Material provided
· · · · ·
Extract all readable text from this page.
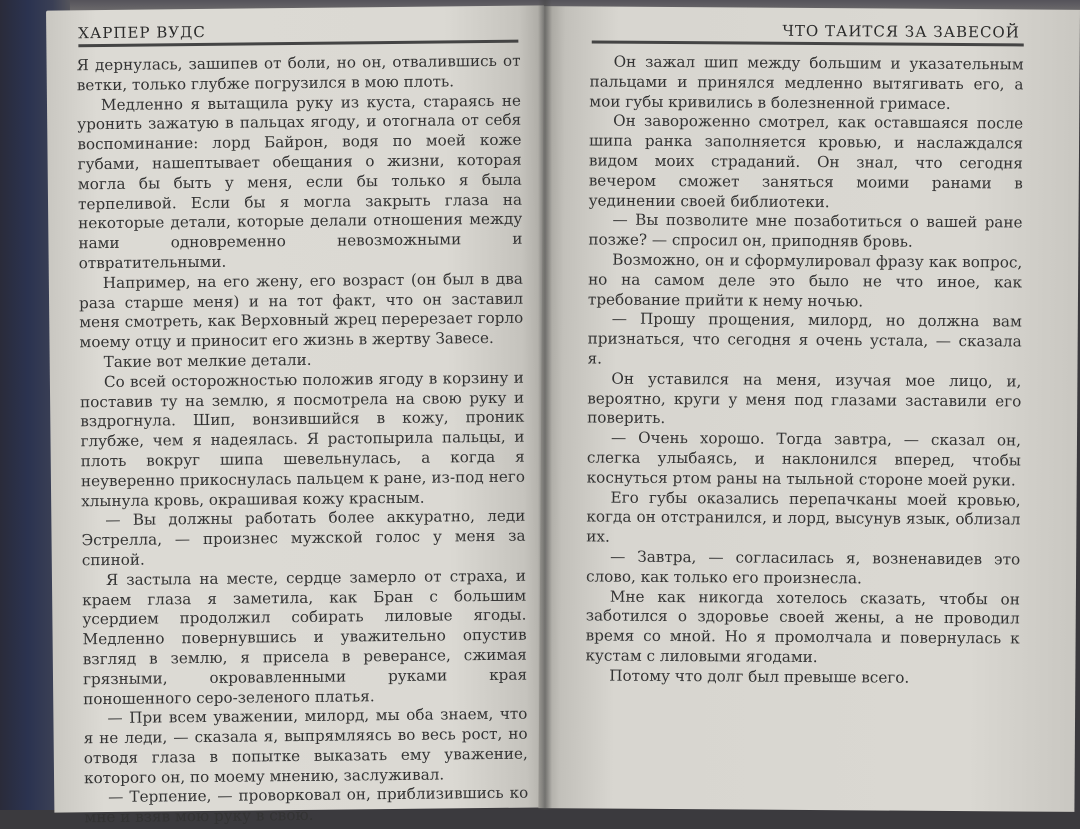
ХАРПЕР ВУДС

Я дернулась, зашипев от боли, но он, отвалившись от ветки, только глубже погрузился в мою плоть.

Медленно я вытащила руку из куста, стараясь не уронить зажатую в пальцах ягоду, и отогнала от себя воспоминание: лорд Байрон, водя по моей коже губами, нашептывает обещания о жизни, которая могла бы быть у меня, если бы только я была терпеливой. Если бы я могла закрыть глаза на некоторые детали, которые делали отношения между нами одновременно невозможными и отвратительными.

Например, на его жену, его возраст (он был в два раза старше меня) и на тот факт, что он заставил меня смотреть, как Верховный жрец перерезает горло моему отцу и приносит его жизнь в жертву Завесе.

Такие вот мелкие детали.

Со всей осторожностью положив ягоду в корзину и поставив ту на землю, я посмотрела на свою руку и вздрогнула. Шип, вонзившийся в кожу, проник глубже, чем я надеялась. Я растопырила пальцы, и плоть вокруг шипа шевельнулась, а когда я неуверенно прикоснулась пальцем к ране, из-под него хлынула кровь, окрашивая кожу красным.

— Вы должны работать более аккуратно, леди Эстрелла, — произнес мужской голос у меня за спиной.

Я застыла на месте, сердце замерло от страха, и краем глаза я заметила, как Бран с большим усердием продолжил собирать лиловые ягоды. Медленно повернувшись и уважительно опустив взгляд в землю, я присела в реверансе, сжимая грязными, окровавленными руками края поношенного серо-зеленого платья.

— При всем уважении, милорд, мы оба знаем, что я не леди, — сказала я, выпрямляясь во весь рост, но отводя глаза в попытке выказать ему уважение, которого он, по моему мнению, заслуживал.

— Терпение, — проворковал он, приблизившись ко мне и взяв мою руку в свою.

ЧТО ТАИТСЯ ЗА ЗАВЕСОЙ

Он зажал шип между большим и указательным пальцами и принялся медленно вытягивать его, а мои губы кривились в болезненной гримасе.

Он завороженно смотрел, как оставшаяся после шипа ранка заполняется кровью, и наслаждался видом моих страданий. Он знал, что сегодня вечером сможет заняться моими ранами в уединении своей библиотеки.

— Вы позволите мне позаботиться о вашей ране позже? — спросил он, приподняв бровь.

Возможно, он и сформулировал фразу как вопрос, но на самом деле это было не что иное, как требование прийти к нему ночью.

— Прошу прощения, милорд, но должна вам признаться, что сегодня я очень устала, — сказала я.

Он уставился на меня, изучая мое лицо, и, вероятно, круги у меня под глазами заставили его поверить.

— Очень хорошо. Тогда завтра, — сказал он, слегка улыбаясь, и наклонился вперед, чтобы коснуться ртом раны на тыльной стороне моей руки.

Его губы оказались перепачканы моей кровью, когда он отстранился, и лорд, высунув язык, облизал их.

— Завтра, — согласилась я, возненавидев это слово, как только его произнесла.

Мне как никогда хотелось сказать, чтобы он заботился о здоровье своей жены, а не проводил время со мной. Но я промолчала и повернулась к кустам с лиловыми ягодами.

Потому что долг был превыше всего.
· · · · ·
Brief
Leave out the pictures and output every record above precisely as given.

Solution to this problem
Extract all readable text from this page.
ХАРПЕР ВУДС

Я дернулась, зашипев от боли, но он, отвалившись от ветки, только глубже погрузился в мою плоть.

Медленно я вытащила руку из куста, стараясь не уронить зажатую в пальцах ягоду, и отогнала от себя воспоминание: лорд Байрон, водя по моей коже губами, нашептывает обещания о жизни, которая могла бы быть у меня, если бы только я была терпеливой. Если бы я могла закрыть глаза на некоторые детали, которые делали отношения между нами одновременно невозможными и отвратительными.

Например, на его жену, его возраст (он был в два раза старше меня) и на тот факт, что он заставил меня смотреть, как Верховный жрец перерезает горло моему отцу и приносит его жизнь в жертву Завесе.

Такие вот мелкие детали.

Со всей осторожностью положив ягоду в корзину и поставив ту на землю, я посмотрела на свою руку и вздрогнула. Шип, вонзившийся в кожу, проник глубже, чем я надеялась. Я растопырила пальцы, и плоть вокруг шипа шевельнулась, а когда я неуверенно прикоснулась пальцем к ране, из-под него хлынула кровь, окрашивая кожу красным.

— Вы должны работать более аккуратно, леди Эстрелла, — произнес мужской голос у меня за спиной.

Я застыла на месте, сердце замерло от страха, и краем глаза я заметила, как Бран с большим усердием продолжил собирать лиловые ягоды. Медленно повернувшись и уважительно опустив взгляд в землю, я присела в реверансе, сжимая грязными, окровавленными руками края поношенного серо-зеленого платья.

— При всем уважении, милорд, мы оба знаем, что я не леди, — сказала я, выпрямляясь во весь рост, но отводя глаза в попытке выказать ему уважение, которого он, по моему мнению, заслуживал.

— Терпение, — проворковал он, приблизившись ко мне и взяв мою руку в свою.

ЧТО ТАИТСЯ ЗА ЗАВЕСОЙ

Он зажал шип между большим и указательным пальцами и принялся медленно вытягивать его, а мои губы кривились в болезненной гримасе.

Он завороженно смотрел, как оставшаяся после шипа ранка заполняется кровью, и наслаждался видом моих страданий. Он знал, что сегодня вечером сможет заняться моими ранами в уединении своей библиотеки.

— Вы позволите мне позаботиться о вашей ране позже? — спросил он, приподняв бровь.

Возможно, он и сформулировал фразу как вопрос, но на самом деле это было не что иное, как требование прийти к нему ночью.

— Прошу прощения, милорд, но должна вам признаться, что сегодня я очень устала, — сказала я.

Он уставился на меня, изучая мое лицо, и, вероятно, круги у меня под глазами заставили его поверить.

— Очень хорошо. Тогда завтра, — сказал он, слегка улыбаясь, и наклонился вперед, чтобы коснуться ртом раны на тыльной стороне моей руки.

Его губы оказались перепачканы моей кровью, когда он отстранился, и лорд, высунув язык, облизал их.

— Завтра, — согласилась я, возненавидев это слово, как только его произнесла.

Мне как никогда хотелось сказать, чтобы он заботился о здоровье своей жены, а не проводил время со мной. Но я промолчала и повернулась к кустам с лиловыми ягодами.

Потому что долг был превыше всего.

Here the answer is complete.